AVAILABLE RECORDS:
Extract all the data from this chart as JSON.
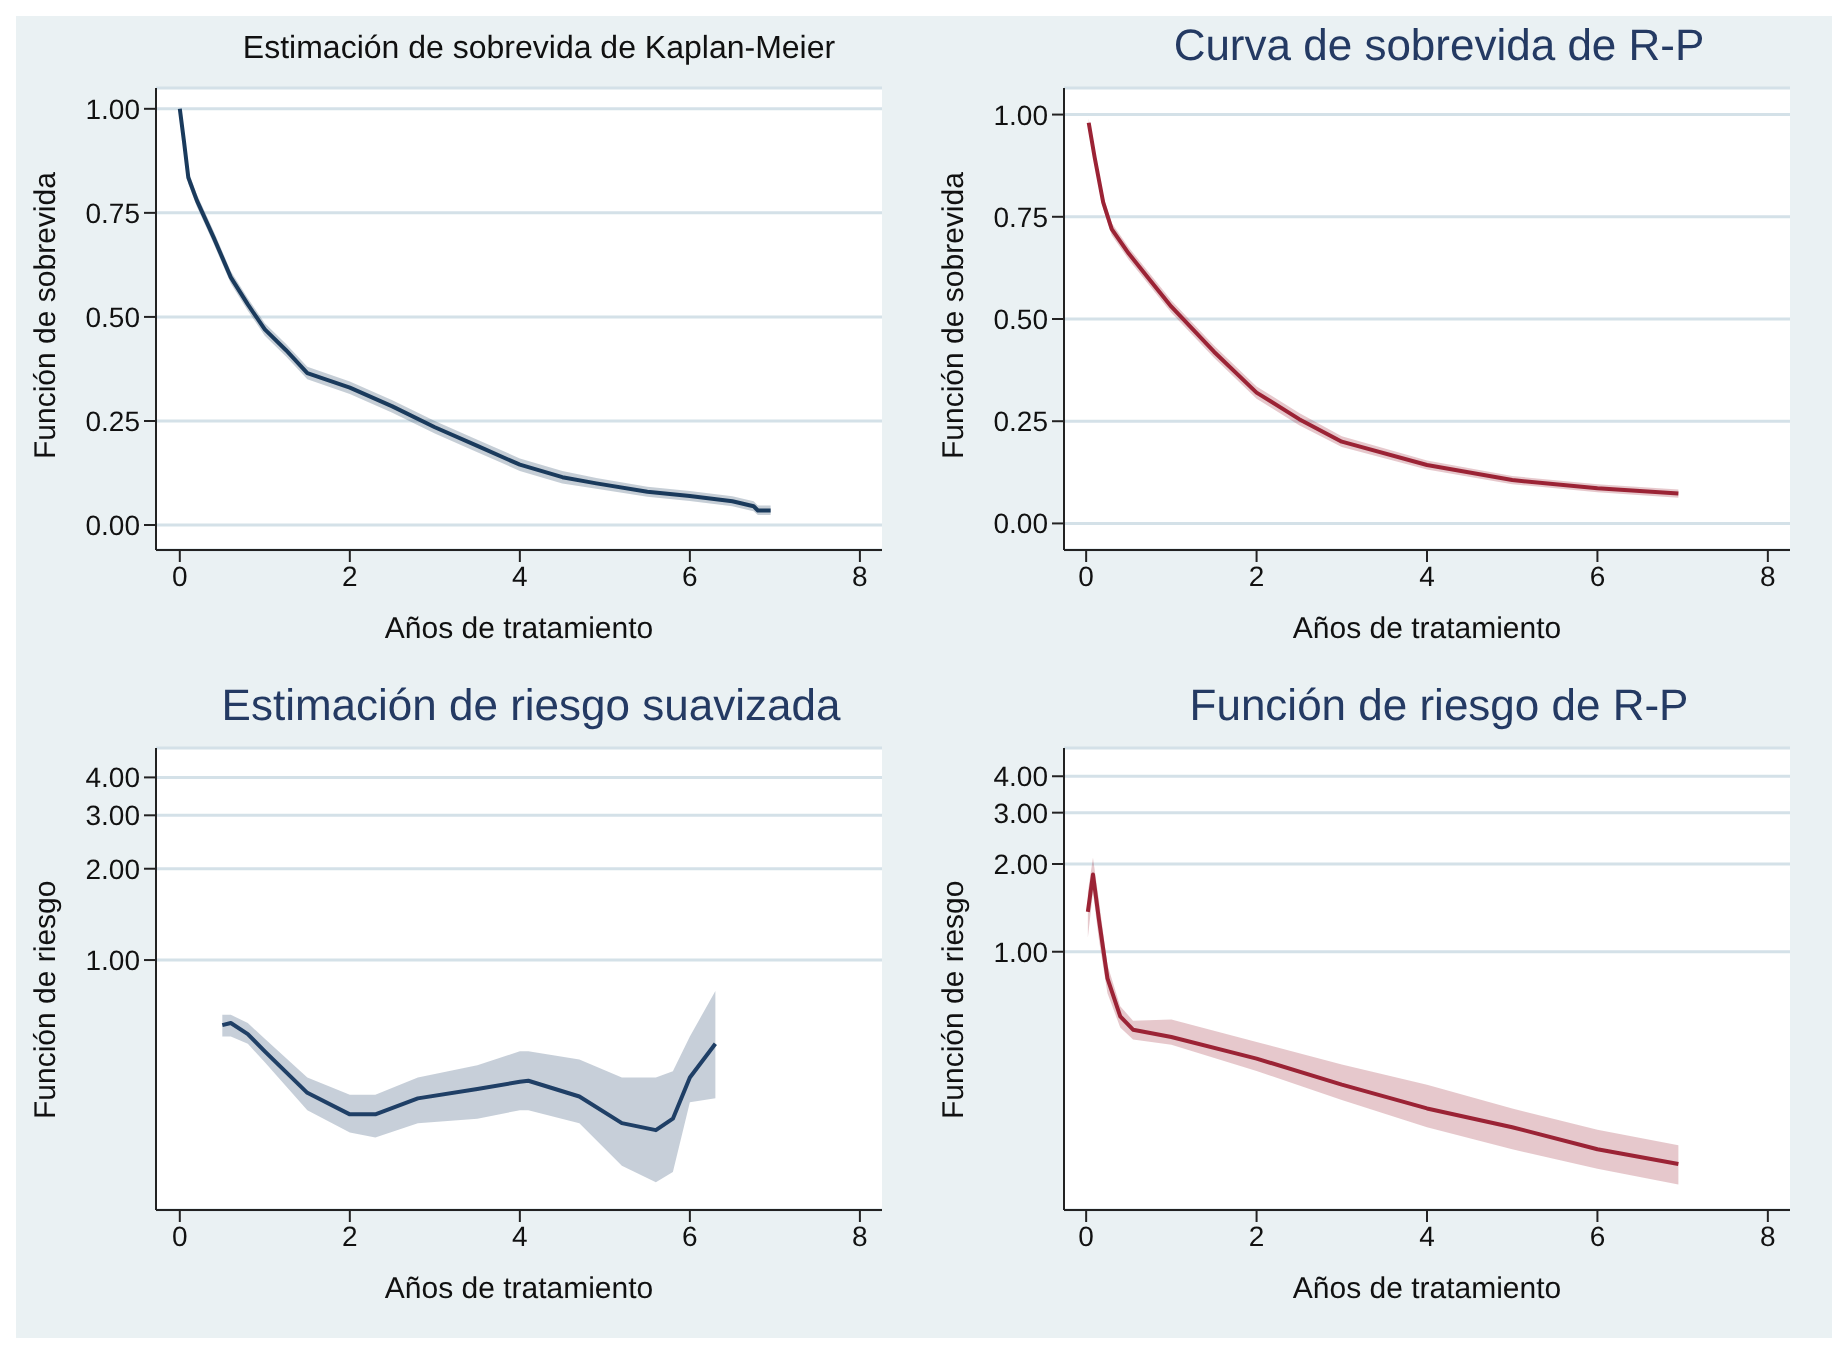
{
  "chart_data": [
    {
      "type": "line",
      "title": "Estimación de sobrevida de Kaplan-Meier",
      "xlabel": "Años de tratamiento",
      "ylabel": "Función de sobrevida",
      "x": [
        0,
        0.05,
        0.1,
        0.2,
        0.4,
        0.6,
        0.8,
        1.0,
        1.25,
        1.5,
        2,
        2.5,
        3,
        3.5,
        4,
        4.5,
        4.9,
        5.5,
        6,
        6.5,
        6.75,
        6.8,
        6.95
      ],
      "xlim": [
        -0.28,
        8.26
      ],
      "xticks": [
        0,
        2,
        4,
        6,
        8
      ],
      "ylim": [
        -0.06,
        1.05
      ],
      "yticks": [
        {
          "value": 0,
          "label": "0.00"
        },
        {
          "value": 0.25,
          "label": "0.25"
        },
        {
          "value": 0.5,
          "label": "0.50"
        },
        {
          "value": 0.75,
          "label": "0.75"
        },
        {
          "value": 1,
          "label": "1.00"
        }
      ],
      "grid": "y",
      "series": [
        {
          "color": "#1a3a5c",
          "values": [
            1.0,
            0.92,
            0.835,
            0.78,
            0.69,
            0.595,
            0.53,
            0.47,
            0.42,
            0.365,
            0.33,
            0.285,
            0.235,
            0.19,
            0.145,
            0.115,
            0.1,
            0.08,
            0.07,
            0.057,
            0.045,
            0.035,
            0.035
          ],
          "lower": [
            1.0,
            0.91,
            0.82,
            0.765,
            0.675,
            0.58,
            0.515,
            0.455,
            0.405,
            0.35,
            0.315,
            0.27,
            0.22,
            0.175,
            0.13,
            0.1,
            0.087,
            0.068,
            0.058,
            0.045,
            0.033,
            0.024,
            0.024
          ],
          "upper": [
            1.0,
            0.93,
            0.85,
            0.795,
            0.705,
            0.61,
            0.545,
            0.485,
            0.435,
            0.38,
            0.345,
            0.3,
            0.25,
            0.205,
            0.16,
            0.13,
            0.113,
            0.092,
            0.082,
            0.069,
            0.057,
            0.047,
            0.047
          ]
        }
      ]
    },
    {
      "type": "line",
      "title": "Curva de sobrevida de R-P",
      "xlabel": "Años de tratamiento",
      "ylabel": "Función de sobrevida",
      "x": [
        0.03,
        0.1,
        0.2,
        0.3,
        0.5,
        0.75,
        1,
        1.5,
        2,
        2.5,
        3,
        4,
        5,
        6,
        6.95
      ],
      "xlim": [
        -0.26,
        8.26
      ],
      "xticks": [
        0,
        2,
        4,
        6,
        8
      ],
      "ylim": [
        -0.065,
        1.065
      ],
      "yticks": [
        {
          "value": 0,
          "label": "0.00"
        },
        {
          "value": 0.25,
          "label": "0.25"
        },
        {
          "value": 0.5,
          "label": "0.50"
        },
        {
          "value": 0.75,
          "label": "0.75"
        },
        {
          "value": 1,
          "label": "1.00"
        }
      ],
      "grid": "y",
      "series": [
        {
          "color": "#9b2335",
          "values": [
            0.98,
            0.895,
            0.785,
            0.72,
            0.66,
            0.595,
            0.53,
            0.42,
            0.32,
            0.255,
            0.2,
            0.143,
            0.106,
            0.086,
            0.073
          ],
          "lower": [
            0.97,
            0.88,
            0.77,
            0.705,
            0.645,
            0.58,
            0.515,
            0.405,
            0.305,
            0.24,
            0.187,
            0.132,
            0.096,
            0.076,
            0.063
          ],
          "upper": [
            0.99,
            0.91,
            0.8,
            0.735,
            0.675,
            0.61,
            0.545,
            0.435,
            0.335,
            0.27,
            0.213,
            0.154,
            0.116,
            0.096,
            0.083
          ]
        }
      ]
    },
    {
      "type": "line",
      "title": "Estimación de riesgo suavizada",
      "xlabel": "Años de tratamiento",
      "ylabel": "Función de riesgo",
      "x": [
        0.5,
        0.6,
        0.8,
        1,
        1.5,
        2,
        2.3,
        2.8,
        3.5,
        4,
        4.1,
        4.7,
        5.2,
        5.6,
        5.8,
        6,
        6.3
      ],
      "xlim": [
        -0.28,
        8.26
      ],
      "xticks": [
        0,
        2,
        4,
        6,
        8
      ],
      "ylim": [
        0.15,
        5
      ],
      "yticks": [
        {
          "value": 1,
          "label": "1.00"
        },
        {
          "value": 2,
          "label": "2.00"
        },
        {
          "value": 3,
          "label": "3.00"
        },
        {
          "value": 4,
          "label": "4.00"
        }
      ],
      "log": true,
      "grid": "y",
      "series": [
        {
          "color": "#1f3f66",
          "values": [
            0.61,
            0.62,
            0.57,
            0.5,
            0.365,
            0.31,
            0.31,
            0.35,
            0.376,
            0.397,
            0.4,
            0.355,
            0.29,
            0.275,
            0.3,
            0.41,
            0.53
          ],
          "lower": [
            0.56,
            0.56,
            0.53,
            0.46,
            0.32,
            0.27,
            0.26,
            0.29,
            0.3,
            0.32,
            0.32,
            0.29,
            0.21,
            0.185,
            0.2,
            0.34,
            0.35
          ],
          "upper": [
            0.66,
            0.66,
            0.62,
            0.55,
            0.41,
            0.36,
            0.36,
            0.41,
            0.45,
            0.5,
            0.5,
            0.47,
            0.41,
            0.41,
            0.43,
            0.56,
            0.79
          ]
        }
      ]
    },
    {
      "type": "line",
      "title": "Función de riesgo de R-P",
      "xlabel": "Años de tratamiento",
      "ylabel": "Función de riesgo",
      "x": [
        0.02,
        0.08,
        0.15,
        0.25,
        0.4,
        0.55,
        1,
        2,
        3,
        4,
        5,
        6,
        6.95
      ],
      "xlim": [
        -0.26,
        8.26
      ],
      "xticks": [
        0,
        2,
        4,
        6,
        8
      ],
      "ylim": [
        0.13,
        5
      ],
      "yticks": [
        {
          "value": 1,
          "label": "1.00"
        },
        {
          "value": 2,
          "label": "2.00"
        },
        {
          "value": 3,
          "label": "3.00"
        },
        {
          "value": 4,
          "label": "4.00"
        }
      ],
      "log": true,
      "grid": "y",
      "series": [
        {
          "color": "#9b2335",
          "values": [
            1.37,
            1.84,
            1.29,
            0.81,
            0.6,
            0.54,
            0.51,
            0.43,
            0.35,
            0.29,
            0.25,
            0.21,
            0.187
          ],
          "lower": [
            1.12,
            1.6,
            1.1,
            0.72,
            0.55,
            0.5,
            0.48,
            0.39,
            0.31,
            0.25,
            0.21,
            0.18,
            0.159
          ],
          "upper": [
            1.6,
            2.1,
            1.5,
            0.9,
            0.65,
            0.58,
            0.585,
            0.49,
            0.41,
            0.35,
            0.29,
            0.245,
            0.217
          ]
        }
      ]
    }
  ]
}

TO BE DONE: Give every record again exactly, apart from the pictures, which stay out.

COMPLETED TASK:
Extract all the data from this chart as JSON.
{
  "chart_data": [
    {
      "type": "line",
      "title": "Estimación de sobrevida de Kaplan-Meier",
      "xlabel": "Años de tratamiento",
      "ylabel": "Función de sobrevida",
      "x": [
        0,
        0.05,
        0.1,
        0.2,
        0.4,
        0.6,
        0.8,
        1.0,
        1.25,
        1.5,
        2,
        2.5,
        3,
        3.5,
        4,
        4.5,
        4.9,
        5.5,
        6,
        6.5,
        6.75,
        6.8,
        6.95
      ],
      "xlim": [
        -0.28,
        8.26
      ],
      "xticks": [
        0,
        2,
        4,
        6,
        8
      ],
      "ylim": [
        -0.06,
        1.05
      ],
      "yticks": [
        {
          "value": 0,
          "label": "0.00"
        },
        {
          "value": 0.25,
          "label": "0.25"
        },
        {
          "value": 0.5,
          "label": "0.50"
        },
        {
          "value": 0.75,
          "label": "0.75"
        },
        {
          "value": 1,
          "label": "1.00"
        }
      ],
      "grid": "y",
      "series": [
        {
          "color": "#1a3a5c",
          "values": [
            1.0,
            0.92,
            0.835,
            0.78,
            0.69,
            0.595,
            0.53,
            0.47,
            0.42,
            0.365,
            0.33,
            0.285,
            0.235,
            0.19,
            0.145,
            0.115,
            0.1,
            0.08,
            0.07,
            0.057,
            0.045,
            0.035,
            0.035
          ],
          "lower": [
            1.0,
            0.91,
            0.82,
            0.765,
            0.675,
            0.58,
            0.515,
            0.455,
            0.405,
            0.35,
            0.315,
            0.27,
            0.22,
            0.175,
            0.13,
            0.1,
            0.087,
            0.068,
            0.058,
            0.045,
            0.033,
            0.024,
            0.024
          ],
          "upper": [
            1.0,
            0.93,
            0.85,
            0.795,
            0.705,
            0.61,
            0.545,
            0.485,
            0.435,
            0.38,
            0.345,
            0.3,
            0.25,
            0.205,
            0.16,
            0.13,
            0.113,
            0.092,
            0.082,
            0.069,
            0.057,
            0.047,
            0.047
          ]
        }
      ]
    },
    {
      "type": "line",
      "title": "Curva de sobrevida de R-P",
      "xlabel": "Años de tratamiento",
      "ylabel": "Función de sobrevida",
      "x": [
        0.03,
        0.1,
        0.2,
        0.3,
        0.5,
        0.75,
        1,
        1.5,
        2,
        2.5,
        3,
        4,
        5,
        6,
        6.95
      ],
      "xlim": [
        -0.26,
        8.26
      ],
      "xticks": [
        0,
        2,
        4,
        6,
        8
      ],
      "ylim": [
        -0.065,
        1.065
      ],
      "yticks": [
        {
          "value": 0,
          "label": "0.00"
        },
        {
          "value": 0.25,
          "label": "0.25"
        },
        {
          "value": 0.5,
          "label": "0.50"
        },
        {
          "value": 0.75,
          "label": "0.75"
        },
        {
          "value": 1,
          "label": "1.00"
        }
      ],
      "grid": "y",
      "series": [
        {
          "color": "#9b2335",
          "values": [
            0.98,
            0.895,
            0.785,
            0.72,
            0.66,
            0.595,
            0.53,
            0.42,
            0.32,
            0.255,
            0.2,
            0.143,
            0.106,
            0.086,
            0.073
          ],
          "lower": [
            0.97,
            0.88,
            0.77,
            0.705,
            0.645,
            0.58,
            0.515,
            0.405,
            0.305,
            0.24,
            0.187,
            0.132,
            0.096,
            0.076,
            0.063
          ],
          "upper": [
            0.99,
            0.91,
            0.8,
            0.735,
            0.675,
            0.61,
            0.545,
            0.435,
            0.335,
            0.27,
            0.213,
            0.154,
            0.116,
            0.096,
            0.083
          ]
        }
      ]
    },
    {
      "type": "line",
      "title": "Estimación de riesgo suavizada",
      "xlabel": "Años de tratamiento",
      "ylabel": "Función de riesgo",
      "x": [
        0.5,
        0.6,
        0.8,
        1,
        1.5,
        2,
        2.3,
        2.8,
        3.5,
        4,
        4.1,
        4.7,
        5.2,
        5.6,
        5.8,
        6,
        6.3
      ],
      "xlim": [
        -0.28,
        8.26
      ],
      "xticks": [
        0,
        2,
        4,
        6,
        8
      ],
      "ylim": [
        0.15,
        5
      ],
      "yticks": [
        {
          "value": 1,
          "label": "1.00"
        },
        {
          "value": 2,
          "label": "2.00"
        },
        {
          "value": 3,
          "label": "3.00"
        },
        {
          "value": 4,
          "label": "4.00"
        }
      ],
      "log": true,
      "grid": "y",
      "series": [
        {
          "color": "#1f3f66",
          "values": [
            0.61,
            0.62,
            0.57,
            0.5,
            0.365,
            0.31,
            0.31,
            0.35,
            0.376,
            0.397,
            0.4,
            0.355,
            0.29,
            0.275,
            0.3,
            0.41,
            0.53
          ],
          "lower": [
            0.56,
            0.56,
            0.53,
            0.46,
            0.32,
            0.27,
            0.26,
            0.29,
            0.3,
            0.32,
            0.32,
            0.29,
            0.21,
            0.185,
            0.2,
            0.34,
            0.35
          ],
          "upper": [
            0.66,
            0.66,
            0.62,
            0.55,
            0.41,
            0.36,
            0.36,
            0.41,
            0.45,
            0.5,
            0.5,
            0.47,
            0.41,
            0.41,
            0.43,
            0.56,
            0.79
          ]
        }
      ]
    },
    {
      "type": "line",
      "title": "Función de riesgo de R-P",
      "xlabel": "Años de tratamiento",
      "ylabel": "Función de riesgo",
      "x": [
        0.02,
        0.08,
        0.15,
        0.25,
        0.4,
        0.55,
        1,
        2,
        3,
        4,
        5,
        6,
        6.95
      ],
      "xlim": [
        -0.26,
        8.26
      ],
      "xticks": [
        0,
        2,
        4,
        6,
        8
      ],
      "ylim": [
        0.13,
        5
      ],
      "yticks": [
        {
          "value": 1,
          "label": "1.00"
        },
        {
          "value": 2,
          "label": "2.00"
        },
        {
          "value": 3,
          "label": "3.00"
        },
        {
          "value": 4,
          "label": "4.00"
        }
      ],
      "log": true,
      "grid": "y",
      "series": [
        {
          "color": "#9b2335",
          "values": [
            1.37,
            1.84,
            1.29,
            0.81,
            0.6,
            0.54,
            0.51,
            0.43,
            0.35,
            0.29,
            0.25,
            0.21,
            0.187
          ],
          "lower": [
            1.12,
            1.6,
            1.1,
            0.72,
            0.55,
            0.5,
            0.48,
            0.39,
            0.31,
            0.25,
            0.21,
            0.18,
            0.159
          ],
          "upper": [
            1.6,
            2.1,
            1.5,
            0.9,
            0.65,
            0.58,
            0.585,
            0.49,
            0.41,
            0.35,
            0.29,
            0.245,
            0.217
          ]
        }
      ]
    }
  ]
}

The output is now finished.